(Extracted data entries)
----

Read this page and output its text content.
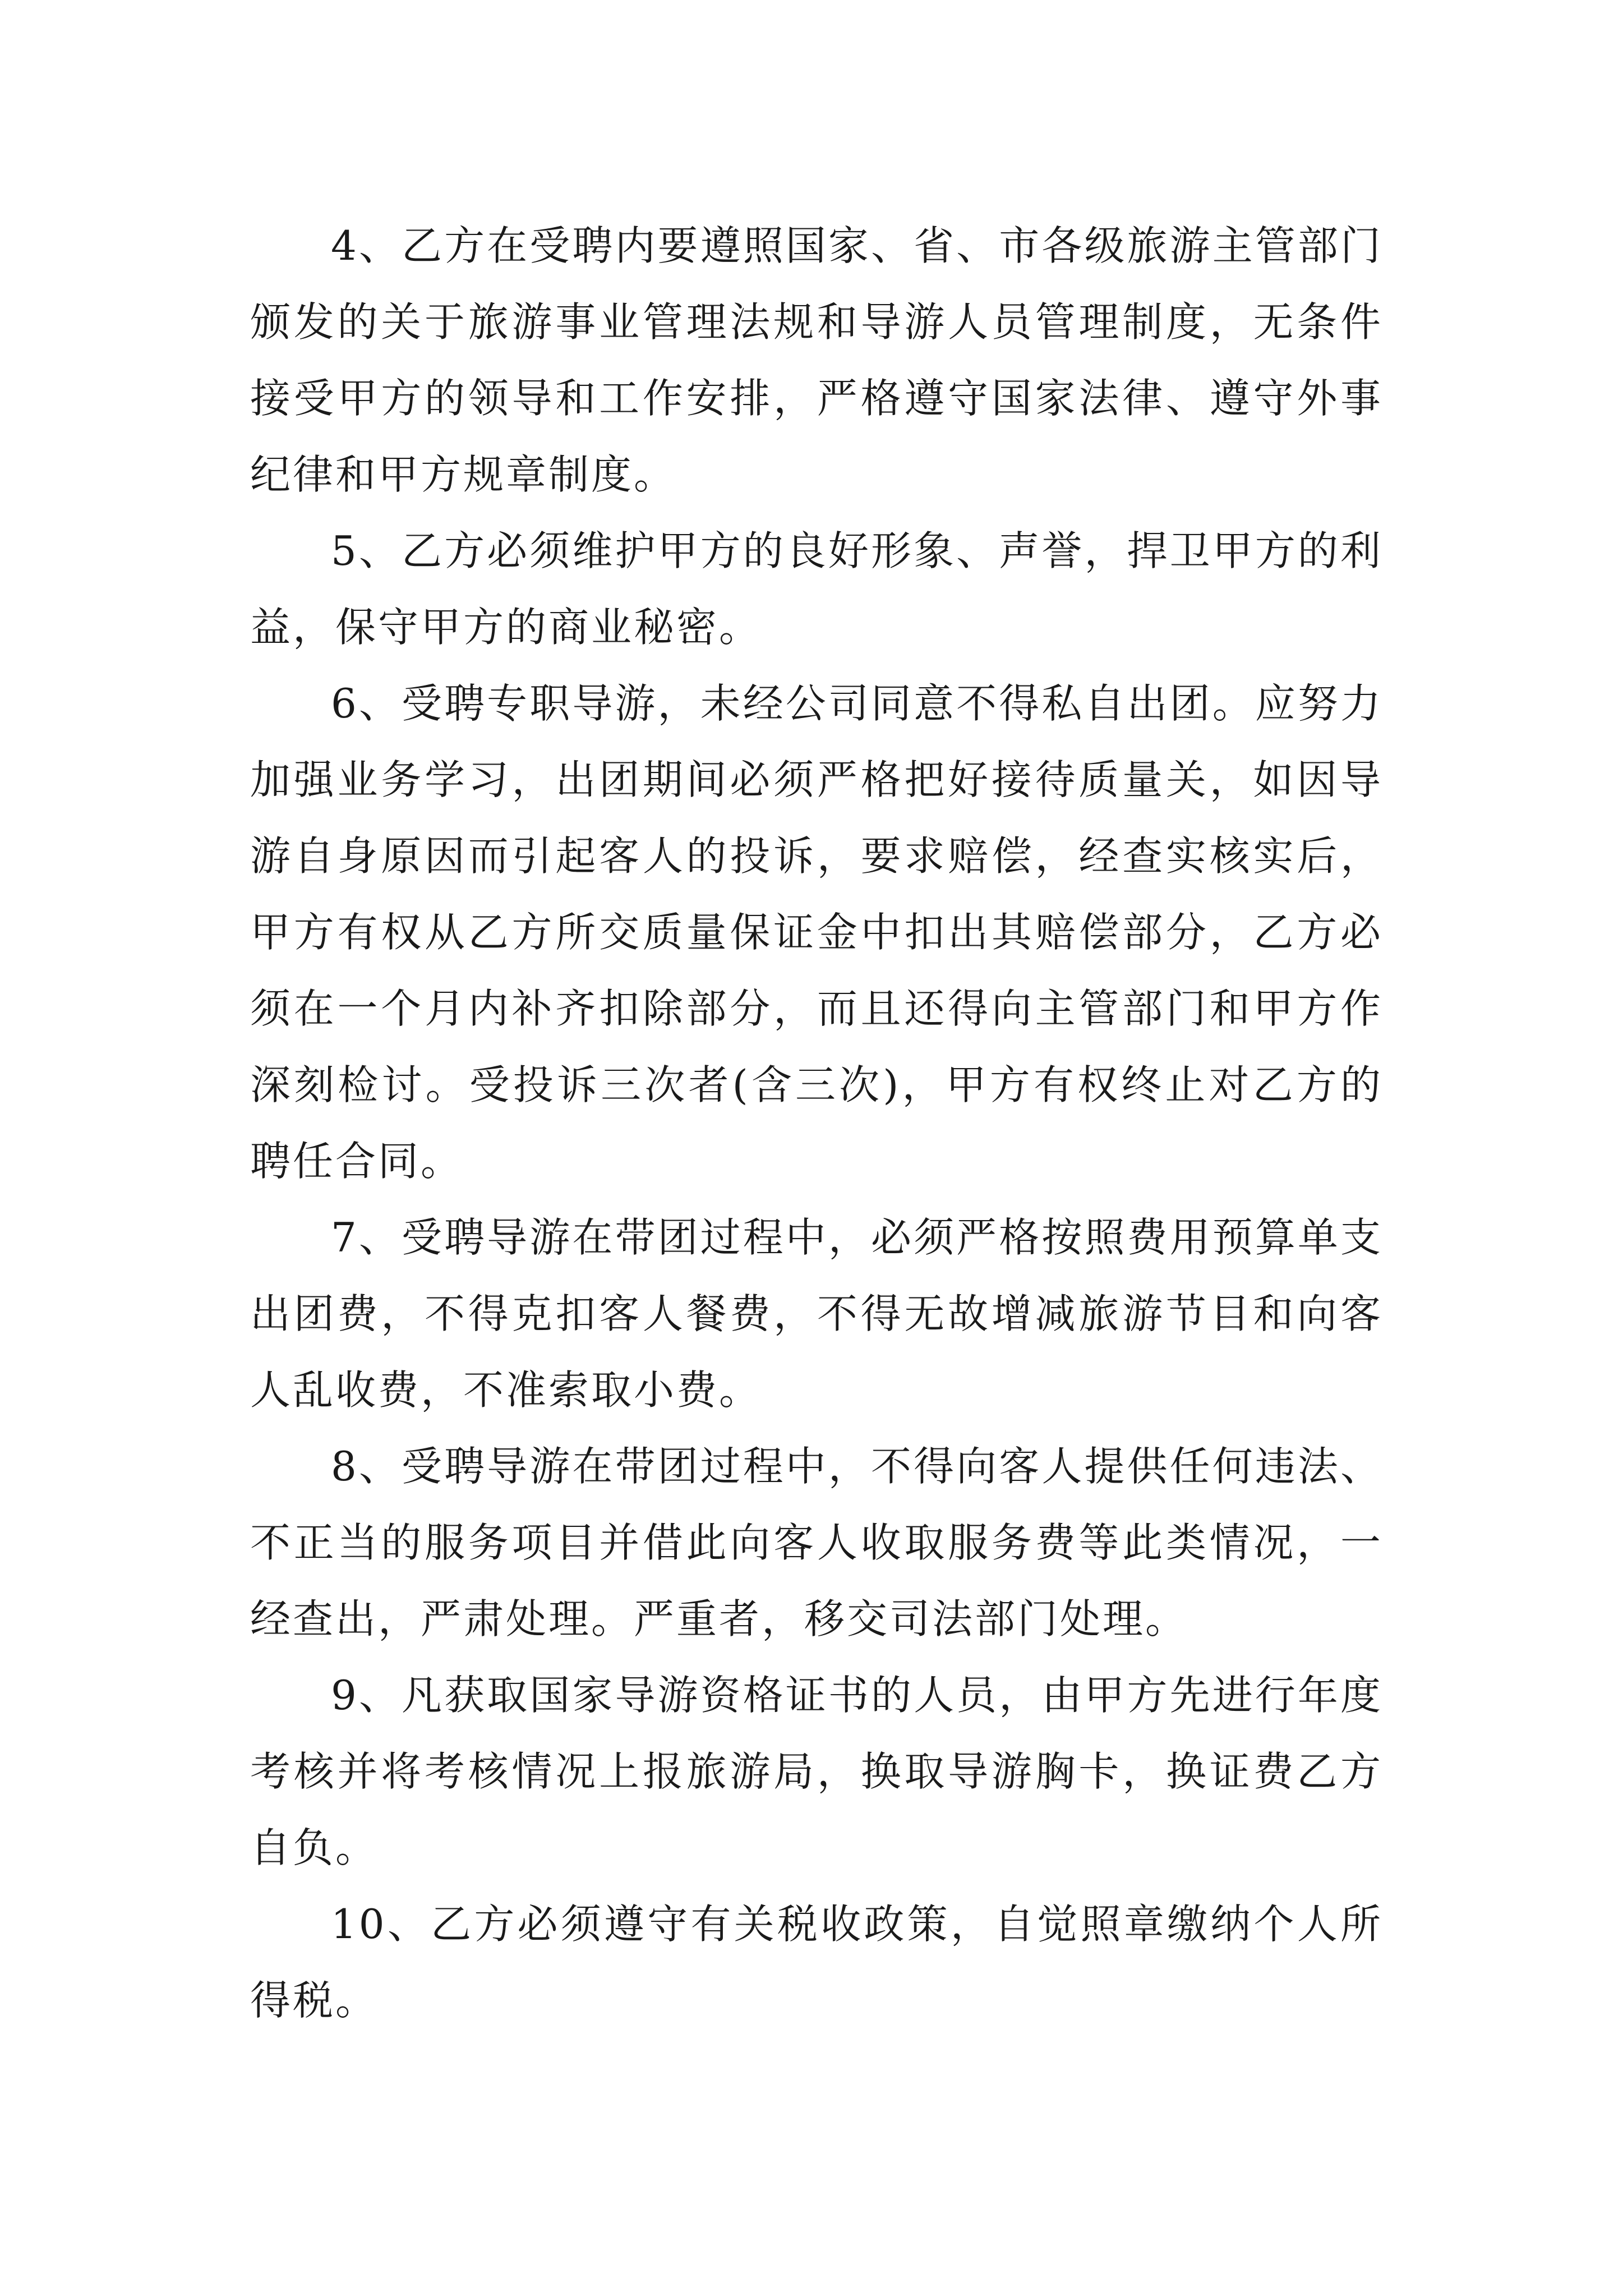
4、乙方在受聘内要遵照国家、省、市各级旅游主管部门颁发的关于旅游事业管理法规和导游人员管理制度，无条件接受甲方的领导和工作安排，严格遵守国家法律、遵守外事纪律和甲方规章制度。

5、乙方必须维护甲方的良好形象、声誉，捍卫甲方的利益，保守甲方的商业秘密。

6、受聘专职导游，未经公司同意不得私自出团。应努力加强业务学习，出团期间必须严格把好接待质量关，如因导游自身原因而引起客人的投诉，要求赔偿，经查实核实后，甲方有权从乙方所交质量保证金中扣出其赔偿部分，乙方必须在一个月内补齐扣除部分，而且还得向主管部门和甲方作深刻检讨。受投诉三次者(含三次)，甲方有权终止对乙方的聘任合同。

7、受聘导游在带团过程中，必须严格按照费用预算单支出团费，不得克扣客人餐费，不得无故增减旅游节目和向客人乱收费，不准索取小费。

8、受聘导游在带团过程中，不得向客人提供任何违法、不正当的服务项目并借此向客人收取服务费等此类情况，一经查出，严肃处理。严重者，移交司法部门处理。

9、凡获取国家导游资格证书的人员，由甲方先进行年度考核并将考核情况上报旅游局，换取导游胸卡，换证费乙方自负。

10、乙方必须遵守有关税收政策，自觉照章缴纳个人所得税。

----

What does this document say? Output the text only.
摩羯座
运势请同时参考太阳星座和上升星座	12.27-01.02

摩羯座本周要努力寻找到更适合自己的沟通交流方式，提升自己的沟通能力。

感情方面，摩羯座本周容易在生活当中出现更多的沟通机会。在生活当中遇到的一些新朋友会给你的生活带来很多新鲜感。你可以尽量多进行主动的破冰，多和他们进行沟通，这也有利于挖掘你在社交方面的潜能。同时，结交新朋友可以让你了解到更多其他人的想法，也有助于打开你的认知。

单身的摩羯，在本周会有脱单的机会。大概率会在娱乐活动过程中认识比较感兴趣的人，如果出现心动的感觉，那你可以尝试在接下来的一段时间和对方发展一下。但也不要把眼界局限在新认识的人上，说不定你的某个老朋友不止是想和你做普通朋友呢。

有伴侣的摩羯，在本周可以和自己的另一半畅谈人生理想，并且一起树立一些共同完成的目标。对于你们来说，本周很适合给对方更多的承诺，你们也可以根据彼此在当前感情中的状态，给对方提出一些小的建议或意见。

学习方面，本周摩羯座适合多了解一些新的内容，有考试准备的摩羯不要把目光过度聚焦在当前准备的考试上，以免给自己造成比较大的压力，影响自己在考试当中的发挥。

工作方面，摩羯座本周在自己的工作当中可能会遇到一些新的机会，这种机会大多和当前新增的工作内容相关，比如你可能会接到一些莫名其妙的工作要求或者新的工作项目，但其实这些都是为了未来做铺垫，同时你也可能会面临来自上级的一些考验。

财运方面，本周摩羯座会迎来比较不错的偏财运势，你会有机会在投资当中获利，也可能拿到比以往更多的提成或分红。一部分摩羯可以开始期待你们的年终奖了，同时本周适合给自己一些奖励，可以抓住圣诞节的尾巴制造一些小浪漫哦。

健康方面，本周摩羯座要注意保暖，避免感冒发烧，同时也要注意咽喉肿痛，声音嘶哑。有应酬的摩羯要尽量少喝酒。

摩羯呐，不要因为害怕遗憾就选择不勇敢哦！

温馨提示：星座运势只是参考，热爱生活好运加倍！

----

- Instruction
Count every line in the data where the string "this" occurs. Give nothing except the number.

- Task output
2